| WRITTEN REQUEST |
Find all the lines with "this" and gather them.
---------------
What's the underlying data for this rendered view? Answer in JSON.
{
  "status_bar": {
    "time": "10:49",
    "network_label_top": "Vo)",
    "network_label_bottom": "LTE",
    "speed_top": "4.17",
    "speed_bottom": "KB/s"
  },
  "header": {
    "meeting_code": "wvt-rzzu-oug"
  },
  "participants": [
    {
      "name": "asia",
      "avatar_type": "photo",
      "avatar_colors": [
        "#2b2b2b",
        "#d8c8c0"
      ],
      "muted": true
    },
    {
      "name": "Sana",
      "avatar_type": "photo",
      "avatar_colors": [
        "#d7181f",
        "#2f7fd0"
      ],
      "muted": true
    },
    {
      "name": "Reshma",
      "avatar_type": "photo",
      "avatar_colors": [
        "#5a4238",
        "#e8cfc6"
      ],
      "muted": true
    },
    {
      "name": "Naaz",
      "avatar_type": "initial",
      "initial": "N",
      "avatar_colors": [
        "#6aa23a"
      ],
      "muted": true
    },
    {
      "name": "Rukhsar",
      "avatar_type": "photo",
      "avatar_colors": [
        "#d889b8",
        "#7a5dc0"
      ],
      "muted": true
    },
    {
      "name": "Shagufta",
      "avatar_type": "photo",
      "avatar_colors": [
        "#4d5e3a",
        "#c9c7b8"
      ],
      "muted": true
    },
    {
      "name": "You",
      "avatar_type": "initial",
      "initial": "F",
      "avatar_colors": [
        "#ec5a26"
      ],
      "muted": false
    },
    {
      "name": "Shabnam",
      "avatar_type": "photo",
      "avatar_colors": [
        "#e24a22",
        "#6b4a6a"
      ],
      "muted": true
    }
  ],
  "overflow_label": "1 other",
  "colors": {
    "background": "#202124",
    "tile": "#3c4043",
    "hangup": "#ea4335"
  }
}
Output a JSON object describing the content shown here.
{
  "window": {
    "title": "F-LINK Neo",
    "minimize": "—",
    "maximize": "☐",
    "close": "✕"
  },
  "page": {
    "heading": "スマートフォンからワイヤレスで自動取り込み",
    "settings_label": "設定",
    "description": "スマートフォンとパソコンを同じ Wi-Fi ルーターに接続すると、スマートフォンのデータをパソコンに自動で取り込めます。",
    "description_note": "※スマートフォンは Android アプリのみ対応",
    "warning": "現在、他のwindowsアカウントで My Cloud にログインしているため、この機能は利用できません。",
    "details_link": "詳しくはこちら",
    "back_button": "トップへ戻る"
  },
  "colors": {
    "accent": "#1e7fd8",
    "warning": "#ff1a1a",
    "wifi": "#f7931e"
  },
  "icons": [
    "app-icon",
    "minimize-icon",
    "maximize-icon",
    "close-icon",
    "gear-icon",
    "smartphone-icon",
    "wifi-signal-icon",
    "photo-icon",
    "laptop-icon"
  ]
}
---------------
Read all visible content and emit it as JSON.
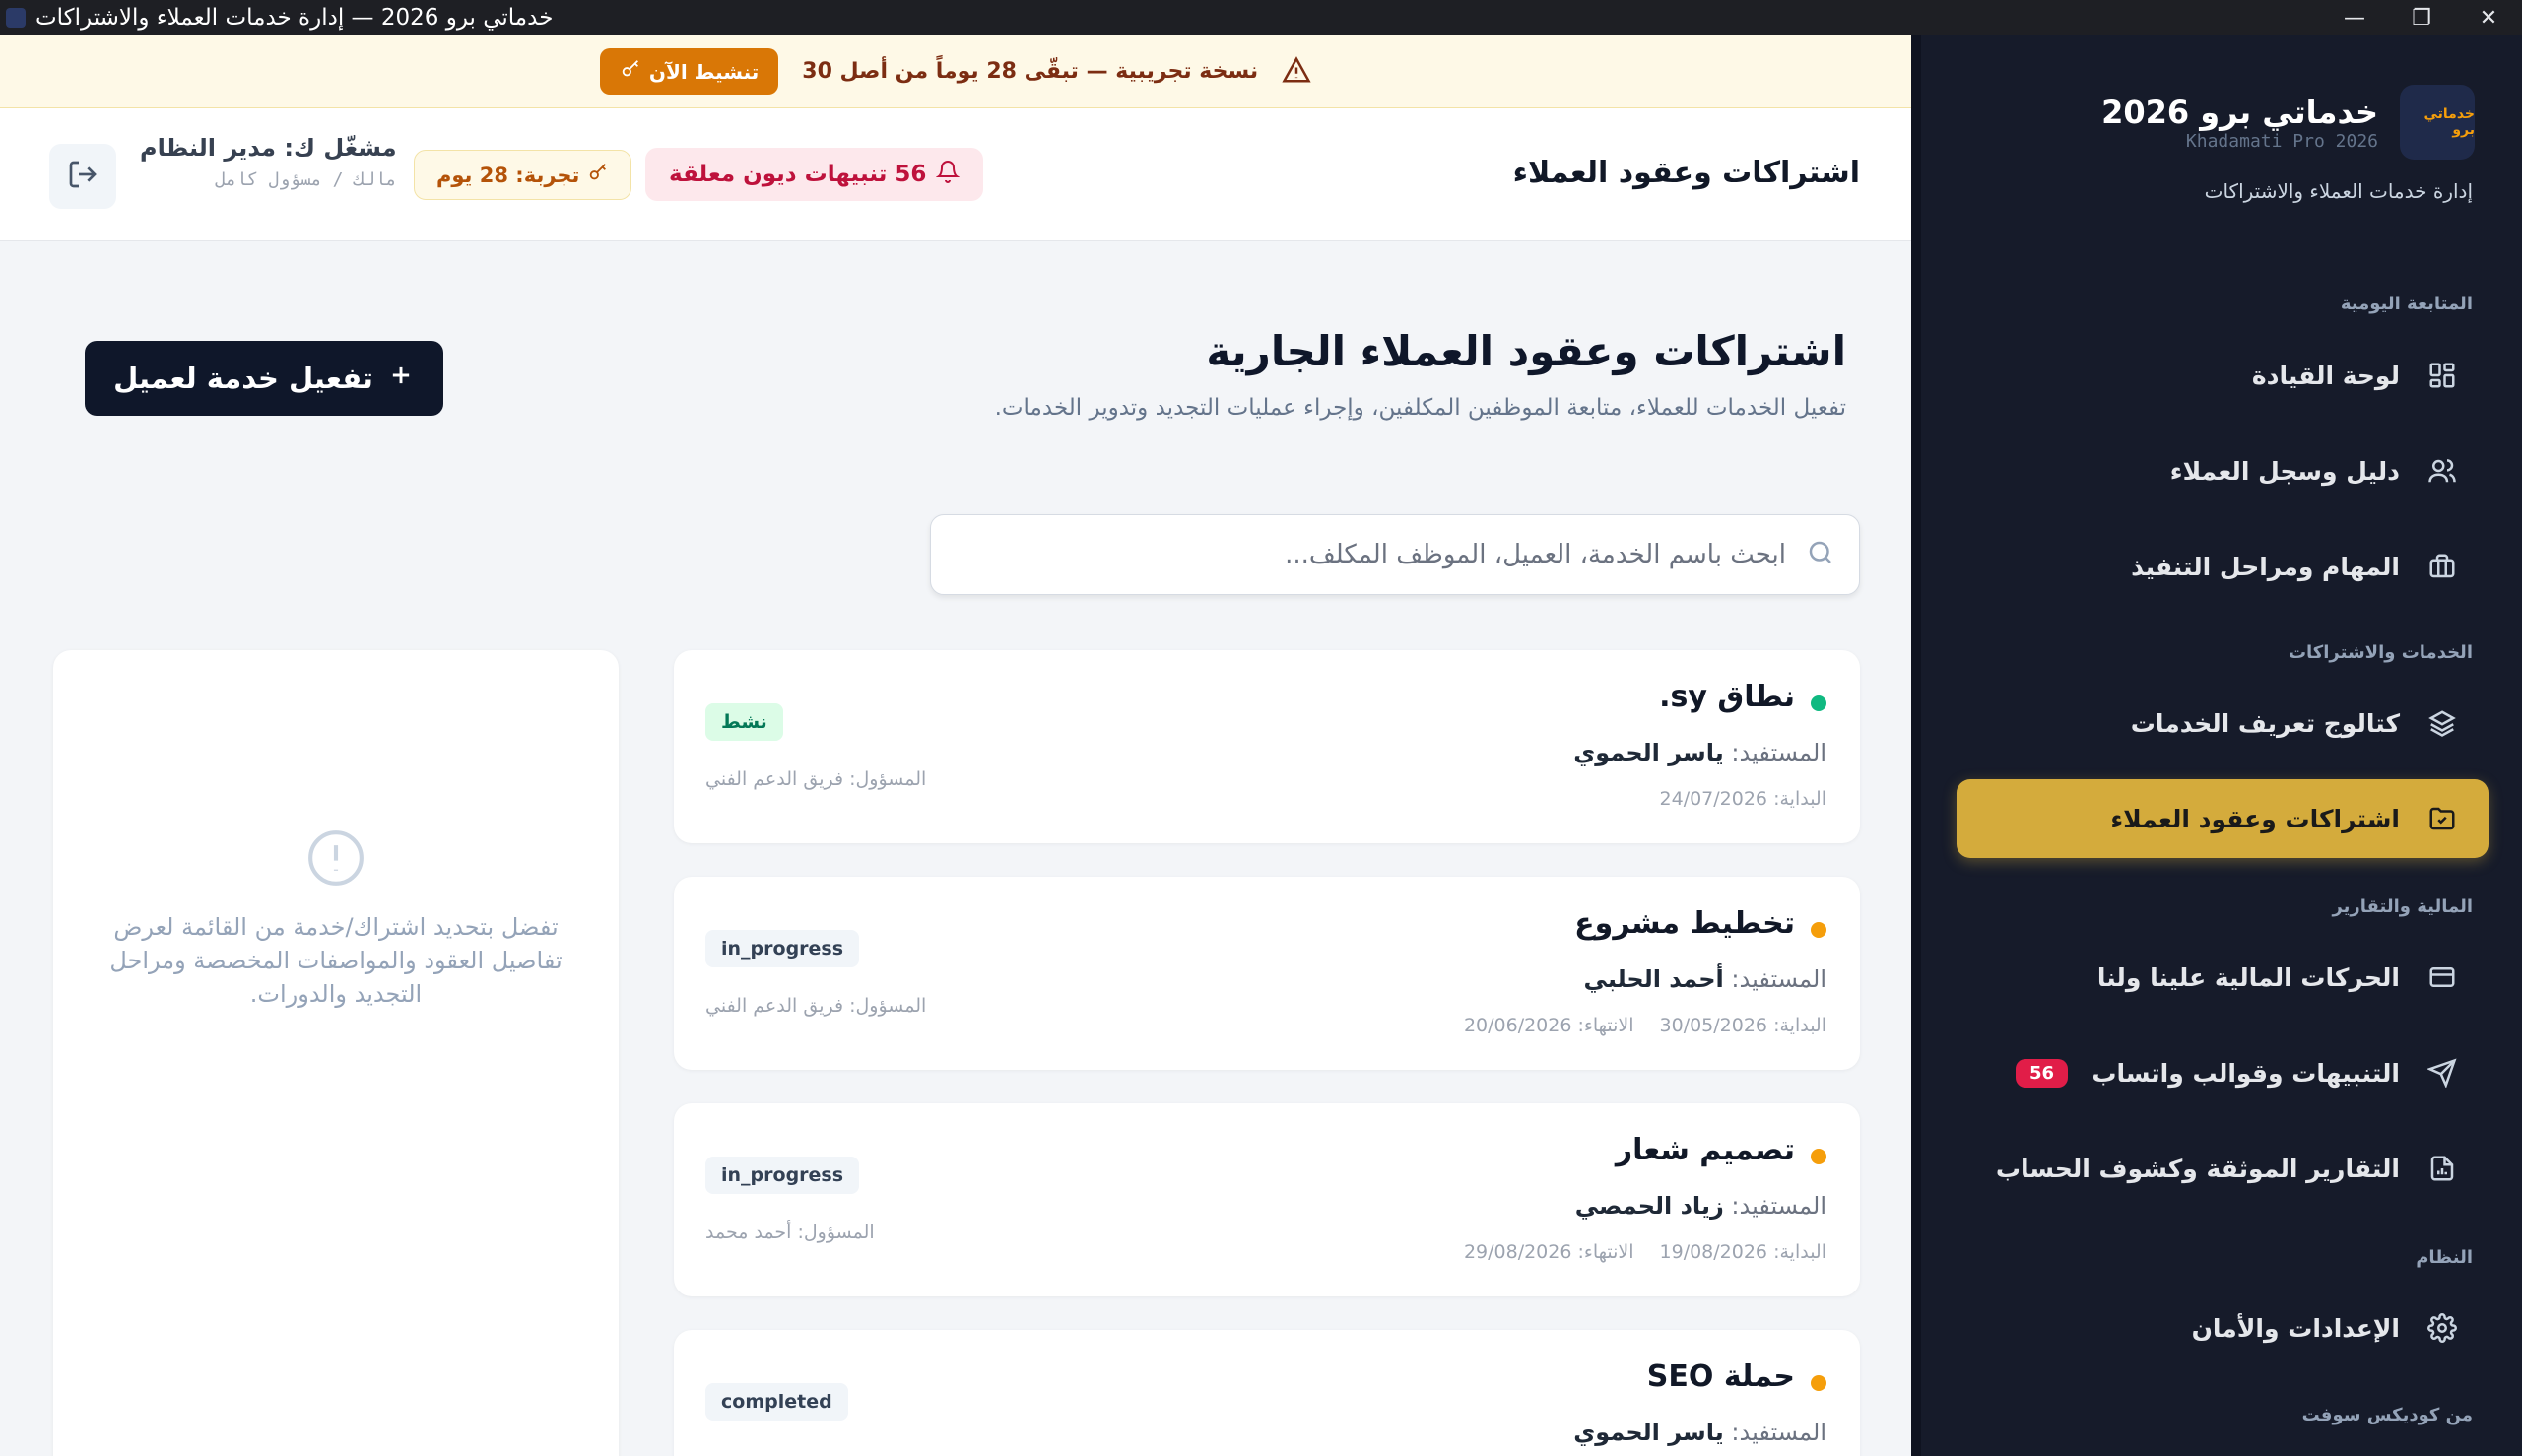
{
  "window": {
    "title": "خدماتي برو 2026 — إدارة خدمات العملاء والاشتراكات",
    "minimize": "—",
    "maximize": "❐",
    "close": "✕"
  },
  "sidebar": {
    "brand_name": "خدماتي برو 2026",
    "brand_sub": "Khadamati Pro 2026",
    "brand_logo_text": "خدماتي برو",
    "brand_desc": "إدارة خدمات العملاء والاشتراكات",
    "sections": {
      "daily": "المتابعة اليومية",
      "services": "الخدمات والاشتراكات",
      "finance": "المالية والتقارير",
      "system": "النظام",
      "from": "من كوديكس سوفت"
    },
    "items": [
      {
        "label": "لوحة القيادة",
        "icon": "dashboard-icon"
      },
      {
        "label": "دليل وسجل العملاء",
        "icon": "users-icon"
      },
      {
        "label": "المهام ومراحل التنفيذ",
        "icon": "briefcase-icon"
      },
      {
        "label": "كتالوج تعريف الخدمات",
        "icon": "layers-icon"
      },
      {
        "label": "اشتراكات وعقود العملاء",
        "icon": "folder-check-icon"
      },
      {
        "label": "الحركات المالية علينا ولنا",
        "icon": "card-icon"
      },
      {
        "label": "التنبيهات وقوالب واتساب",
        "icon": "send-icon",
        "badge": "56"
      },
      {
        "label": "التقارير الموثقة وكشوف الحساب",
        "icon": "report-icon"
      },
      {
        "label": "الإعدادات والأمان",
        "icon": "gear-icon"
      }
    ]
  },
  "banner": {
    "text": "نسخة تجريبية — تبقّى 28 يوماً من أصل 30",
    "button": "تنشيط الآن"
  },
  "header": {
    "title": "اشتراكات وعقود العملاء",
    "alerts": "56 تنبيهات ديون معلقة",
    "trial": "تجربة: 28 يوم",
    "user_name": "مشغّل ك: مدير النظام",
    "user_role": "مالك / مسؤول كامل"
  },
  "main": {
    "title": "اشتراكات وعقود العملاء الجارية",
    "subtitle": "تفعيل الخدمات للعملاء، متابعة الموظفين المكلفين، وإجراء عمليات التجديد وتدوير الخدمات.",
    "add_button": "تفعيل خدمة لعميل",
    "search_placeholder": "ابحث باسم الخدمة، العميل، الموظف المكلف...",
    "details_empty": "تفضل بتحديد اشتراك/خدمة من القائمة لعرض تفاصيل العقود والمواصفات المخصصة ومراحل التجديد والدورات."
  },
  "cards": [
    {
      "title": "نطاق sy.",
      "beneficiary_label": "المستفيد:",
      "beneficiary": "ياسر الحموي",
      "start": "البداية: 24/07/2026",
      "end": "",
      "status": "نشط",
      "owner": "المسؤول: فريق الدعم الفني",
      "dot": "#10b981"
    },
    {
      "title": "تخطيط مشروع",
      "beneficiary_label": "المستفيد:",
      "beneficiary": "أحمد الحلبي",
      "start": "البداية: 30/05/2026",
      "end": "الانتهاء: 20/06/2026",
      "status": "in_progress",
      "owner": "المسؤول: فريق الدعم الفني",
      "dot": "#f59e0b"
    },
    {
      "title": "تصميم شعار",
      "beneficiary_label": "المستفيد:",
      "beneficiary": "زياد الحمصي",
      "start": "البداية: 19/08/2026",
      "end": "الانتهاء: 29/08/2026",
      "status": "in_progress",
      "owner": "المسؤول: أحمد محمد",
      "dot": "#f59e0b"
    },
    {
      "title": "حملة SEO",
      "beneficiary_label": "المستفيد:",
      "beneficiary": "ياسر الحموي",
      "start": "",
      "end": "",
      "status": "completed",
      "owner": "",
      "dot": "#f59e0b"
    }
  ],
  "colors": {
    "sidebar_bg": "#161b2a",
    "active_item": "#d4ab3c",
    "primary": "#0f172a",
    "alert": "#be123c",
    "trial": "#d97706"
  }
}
---------------
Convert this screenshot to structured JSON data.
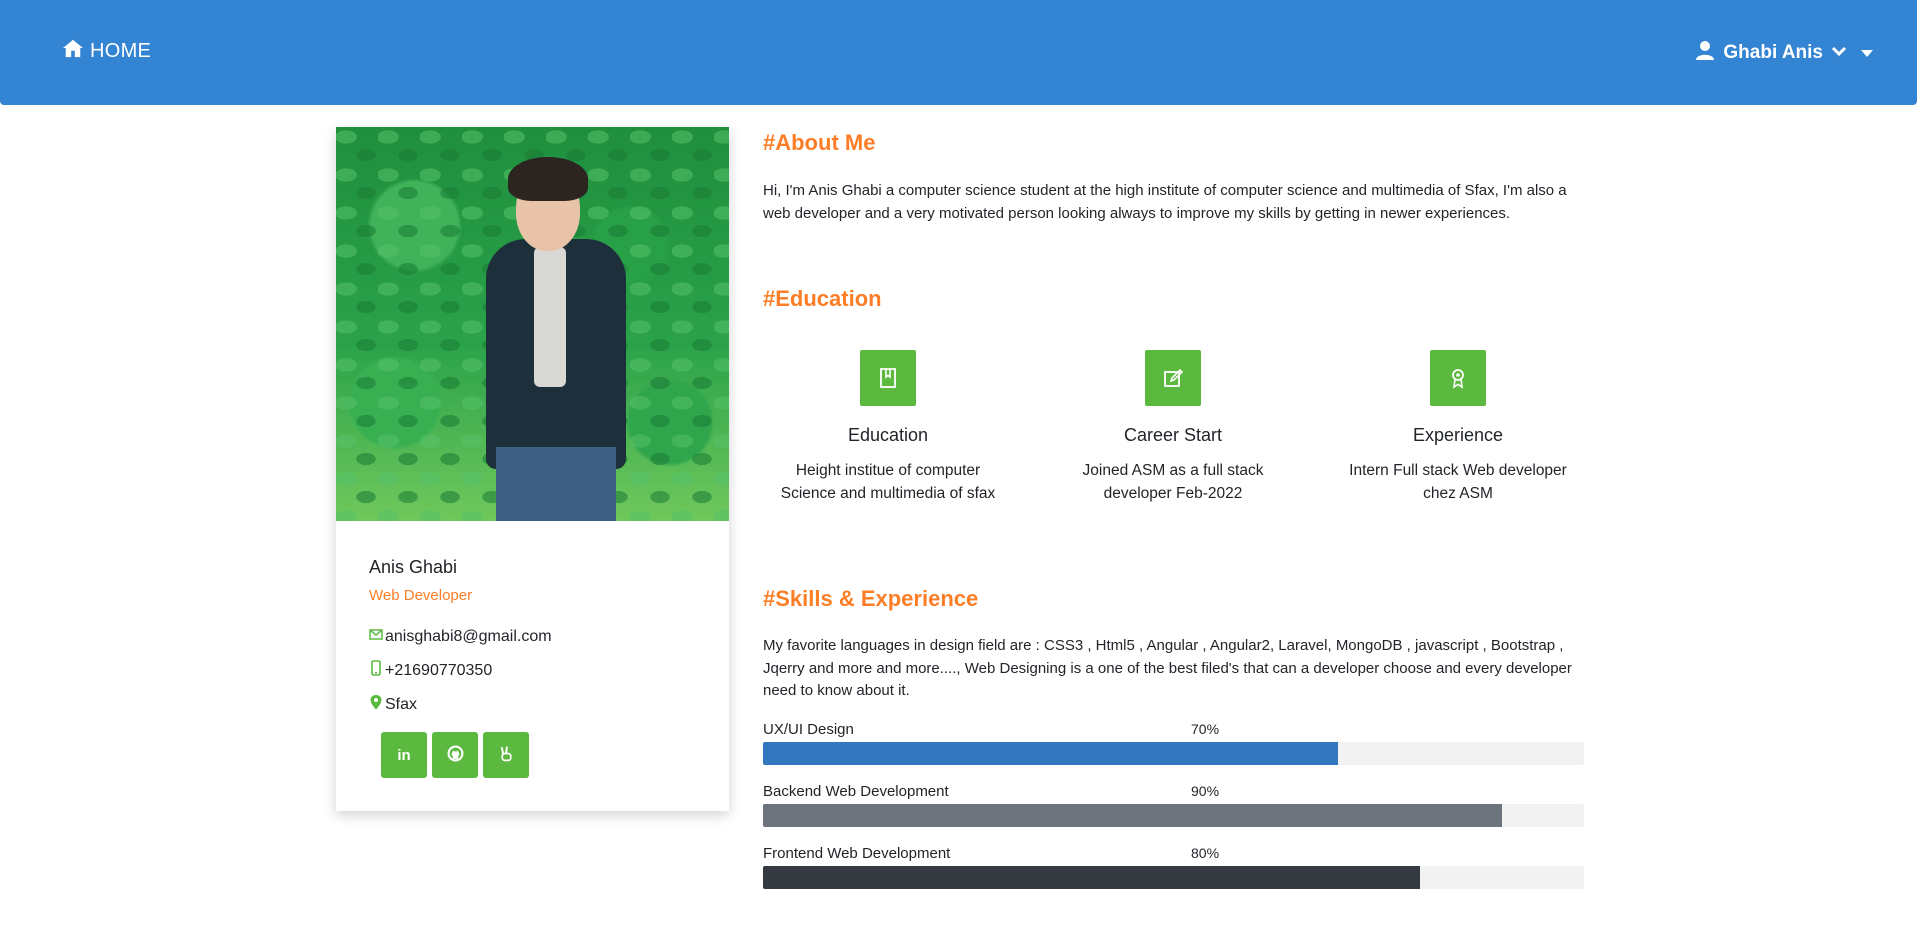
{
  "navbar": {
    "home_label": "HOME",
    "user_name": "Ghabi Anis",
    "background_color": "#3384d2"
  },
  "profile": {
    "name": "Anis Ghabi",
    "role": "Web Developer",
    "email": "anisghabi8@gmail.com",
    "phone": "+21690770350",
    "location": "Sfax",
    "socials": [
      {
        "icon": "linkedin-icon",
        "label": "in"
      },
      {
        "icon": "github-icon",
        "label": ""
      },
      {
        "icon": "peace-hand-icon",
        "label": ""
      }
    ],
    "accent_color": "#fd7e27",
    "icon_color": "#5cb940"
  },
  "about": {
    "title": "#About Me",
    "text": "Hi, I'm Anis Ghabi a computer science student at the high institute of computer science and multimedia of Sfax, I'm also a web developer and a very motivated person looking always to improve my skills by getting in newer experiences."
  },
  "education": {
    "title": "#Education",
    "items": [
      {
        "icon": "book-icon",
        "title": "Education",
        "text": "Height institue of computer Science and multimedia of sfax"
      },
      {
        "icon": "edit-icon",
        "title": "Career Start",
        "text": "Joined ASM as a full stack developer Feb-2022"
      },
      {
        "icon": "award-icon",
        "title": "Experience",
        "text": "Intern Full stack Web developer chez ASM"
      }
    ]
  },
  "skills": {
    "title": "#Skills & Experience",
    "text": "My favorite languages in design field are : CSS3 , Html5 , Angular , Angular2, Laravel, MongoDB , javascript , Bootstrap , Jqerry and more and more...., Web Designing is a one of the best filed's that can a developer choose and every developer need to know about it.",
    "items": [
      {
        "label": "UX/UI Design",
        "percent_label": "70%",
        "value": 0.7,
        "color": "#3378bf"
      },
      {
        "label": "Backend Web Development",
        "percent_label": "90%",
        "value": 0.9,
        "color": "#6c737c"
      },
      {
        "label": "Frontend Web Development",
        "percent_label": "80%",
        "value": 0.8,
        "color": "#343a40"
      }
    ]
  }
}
---------------
| THE REPLY |
What's the underlying data for this rendered view? Answer in JSON.
Convert this screenshot to structured JSON data.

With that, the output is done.